▶ To be done
Format every line of the items below as a numbered list, leaving out the blank lines.

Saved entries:
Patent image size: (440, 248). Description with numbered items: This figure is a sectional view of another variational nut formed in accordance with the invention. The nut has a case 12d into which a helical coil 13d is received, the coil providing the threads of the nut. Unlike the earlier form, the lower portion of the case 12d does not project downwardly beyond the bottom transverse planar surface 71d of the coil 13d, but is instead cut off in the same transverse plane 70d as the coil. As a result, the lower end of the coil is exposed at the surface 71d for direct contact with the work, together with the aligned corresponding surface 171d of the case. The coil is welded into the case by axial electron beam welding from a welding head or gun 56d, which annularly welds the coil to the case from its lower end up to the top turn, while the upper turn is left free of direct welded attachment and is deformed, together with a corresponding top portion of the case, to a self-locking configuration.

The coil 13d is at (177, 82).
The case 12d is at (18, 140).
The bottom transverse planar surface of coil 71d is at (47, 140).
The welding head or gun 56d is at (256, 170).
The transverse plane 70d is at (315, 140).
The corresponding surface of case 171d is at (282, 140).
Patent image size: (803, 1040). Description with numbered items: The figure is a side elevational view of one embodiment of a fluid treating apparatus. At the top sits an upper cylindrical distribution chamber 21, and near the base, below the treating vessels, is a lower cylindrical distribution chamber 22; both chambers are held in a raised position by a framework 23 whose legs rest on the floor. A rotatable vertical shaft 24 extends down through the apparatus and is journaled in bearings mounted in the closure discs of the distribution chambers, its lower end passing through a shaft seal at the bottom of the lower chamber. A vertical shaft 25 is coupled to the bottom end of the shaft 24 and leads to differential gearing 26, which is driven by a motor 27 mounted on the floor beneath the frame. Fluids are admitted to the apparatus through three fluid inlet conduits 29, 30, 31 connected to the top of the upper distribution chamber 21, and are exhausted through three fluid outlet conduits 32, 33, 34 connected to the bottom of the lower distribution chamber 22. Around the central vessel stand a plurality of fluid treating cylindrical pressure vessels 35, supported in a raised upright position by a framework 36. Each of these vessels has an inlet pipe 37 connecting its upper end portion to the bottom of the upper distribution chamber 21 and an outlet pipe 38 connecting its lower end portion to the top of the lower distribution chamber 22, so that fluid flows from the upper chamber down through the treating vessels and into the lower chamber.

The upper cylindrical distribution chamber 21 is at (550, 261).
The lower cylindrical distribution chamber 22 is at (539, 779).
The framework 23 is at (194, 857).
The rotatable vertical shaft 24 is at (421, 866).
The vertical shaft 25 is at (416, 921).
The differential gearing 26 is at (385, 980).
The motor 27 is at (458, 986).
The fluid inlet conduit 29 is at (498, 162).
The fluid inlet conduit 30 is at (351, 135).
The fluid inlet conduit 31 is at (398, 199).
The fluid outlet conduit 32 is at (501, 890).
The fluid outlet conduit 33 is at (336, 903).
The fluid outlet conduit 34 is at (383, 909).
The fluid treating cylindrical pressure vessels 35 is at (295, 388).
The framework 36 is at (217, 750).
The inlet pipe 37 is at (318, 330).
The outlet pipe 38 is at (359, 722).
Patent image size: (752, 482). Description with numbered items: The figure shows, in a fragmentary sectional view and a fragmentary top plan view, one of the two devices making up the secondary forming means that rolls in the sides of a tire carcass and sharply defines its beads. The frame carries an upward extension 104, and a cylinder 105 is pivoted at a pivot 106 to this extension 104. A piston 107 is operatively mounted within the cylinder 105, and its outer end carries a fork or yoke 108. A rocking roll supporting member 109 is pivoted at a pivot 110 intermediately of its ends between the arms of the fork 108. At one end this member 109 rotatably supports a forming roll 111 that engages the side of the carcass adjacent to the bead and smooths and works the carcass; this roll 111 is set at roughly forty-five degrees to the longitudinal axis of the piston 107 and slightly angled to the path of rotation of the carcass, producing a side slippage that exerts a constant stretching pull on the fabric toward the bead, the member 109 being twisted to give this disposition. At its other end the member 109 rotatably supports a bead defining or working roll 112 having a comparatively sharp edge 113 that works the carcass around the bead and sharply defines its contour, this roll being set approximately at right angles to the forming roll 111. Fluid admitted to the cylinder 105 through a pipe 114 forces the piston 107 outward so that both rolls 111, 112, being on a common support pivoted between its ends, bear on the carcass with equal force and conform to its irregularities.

▶ Response to this task
1. Patent image size: (440, 248). Description with numbered items: This figure is a sectional view of another variational nut formed in accordance with the invention. The nut has a case 12d into which a helical coil 13d is received, the coil providing the threads of the nut. Unlike the earlier form, the lower portion of the case 12d does not project downwardly beyond the bottom transverse planar surface 71d of the coil 13d, but is instead cut off in the same transverse plane 70d as the coil. As a result, the lower end of the coil is exposed at the surface 71d for direct contact with the work, together with the aligned corresponding surface 171d of the case. The coil is welded into the case by axial electron beam welding from a welding head or gun 56d, which annularly welds the coil to the case from its lower end up to the top turn, while the upper turn is left free of direct welded attachment and is deformed, together with a corresponding top portion of the case, to a self-locking configuration.
2. The coil 13d is at (177, 82).
3. The case 12d is at (18, 140).
4. The bottom transverse planar surface of coil 71d is at (47, 140).
5. The welding head or gun 56d is at (256, 170).
6. The transverse plane 70d is at (315, 140).
7. The corresponding surface of case 171d is at (282, 140).
8. Patent image size: (803, 1040). Description with numbered items: The figure is a side elevational view of one embodiment of a fluid treating apparatus. At the top sits an upper cylindrical distribution chamber 21, and near the base, below the treating vessels, is a lower cylindrical distribution chamber 22; both chambers are held in a raised position by a framework 23 whose legs rest on the floor. A rotatable vertical shaft 24 extends down through the apparatus and is journaled in bearings mounted in the closure discs of the distribution chambers, its lower end passing through a shaft seal at the bottom of the lower chamber. A vertical shaft 25 is coupled to the bottom end of the shaft 24 and leads to differential gearing 26, which is driven by a motor 27 mounted on the floor beneath the frame. Fluids are admitted to the apparatus through three fluid inlet conduits 29, 30, 31 connected to the top of the upper distribution chamber 21, and are exhausted through three fluid outlet conduits 32, 33, 34 connected to the bottom of the lower distribution chamber 22. Around the central vessel stand a plurality of fluid treating cylindrical pressure vessels 35, supported in a raised upright position by a framework 36. Each of these vessels has an inlet pipe 37 connecting its upper end portion to the bottom of the upper distribution chamber 21 and an outlet pipe 38 connecting its lower end portion to the top of the lower distribution chamber 22, so that fluid flows from the upper chamber down through the treating vessels and into the lower chamber.
9. The upper cylindrical distribution chamber 21 is at (550, 261).
10. The lower cylindrical distribution chamber 22 is at (539, 779).
11. The framework 23 is at (194, 857).
12. The rotatable vertical shaft 24 is at (421, 866).
13. The vertical shaft 25 is at (416, 921).
14. The differential gearing 26 is at (385, 980).
15. The motor 27 is at (458, 986).
16. The fluid inlet conduit 29 is at (498, 162).
17. The fluid inlet conduit 30 is at (351, 135).
18. The fluid inlet conduit 31 is at (398, 199).
19. The fluid outlet conduit 32 is at (501, 890).
20. The fluid outlet conduit 33 is at (336, 903).
21. The fluid outlet conduit 34 is at (383, 909).
22. The fluid treating cylindrical pressure vessels 35 is at (295, 388).
23. The framework 36 is at (217, 750).
24. The inlet pipe 37 is at (318, 330).
25. The outlet pipe 38 is at (359, 722).
26. Patent image size: (752, 482). Description with numbered items: The figure shows, in a fragmentary sectional view and a fragmentary top plan view, one of the two devices making up the secondary forming means that rolls in the sides of a tire carcass and sharply defines its beads. The frame carries an upward extension 104, and a cylinder 105 is pivoted at a pivot 106 to this extension 104. A piston 107 is operatively mounted within the cylinder 105, and its outer end carries a fork or yoke 108. A rocking roll supporting member 109 is pivoted at a pivot 110 intermediately of its ends between the arms of the fork 108. At one end this member 109 rotatably supports a forming roll 111 that engages the side of the carcass adjacent to the bead and smooths and works the carcass; this roll 111 is set at roughly forty-five degrees to the longitudinal axis of the piston 107 and slightly angled to the path of rotation of the carcass, producing a side slippage that exerts a constant stretching pull on the fabric toward the bead, the member 109 being twisted to give this disposition. At its other end the member 109 rotatably supports a bead defining or working roll 112 having a comparatively sharp edge 113 that works the carcass around the bead and sharply defines its contour, this roll being set approximately at right angles to the forming roll 111. Fluid admitted to the cylinder 105 through a pipe 114 forces the piston 107 outward so that both rolls 111, 112, being on a common support pivoted between its ends, bear on the carcass with equal force and conform to its irregularities.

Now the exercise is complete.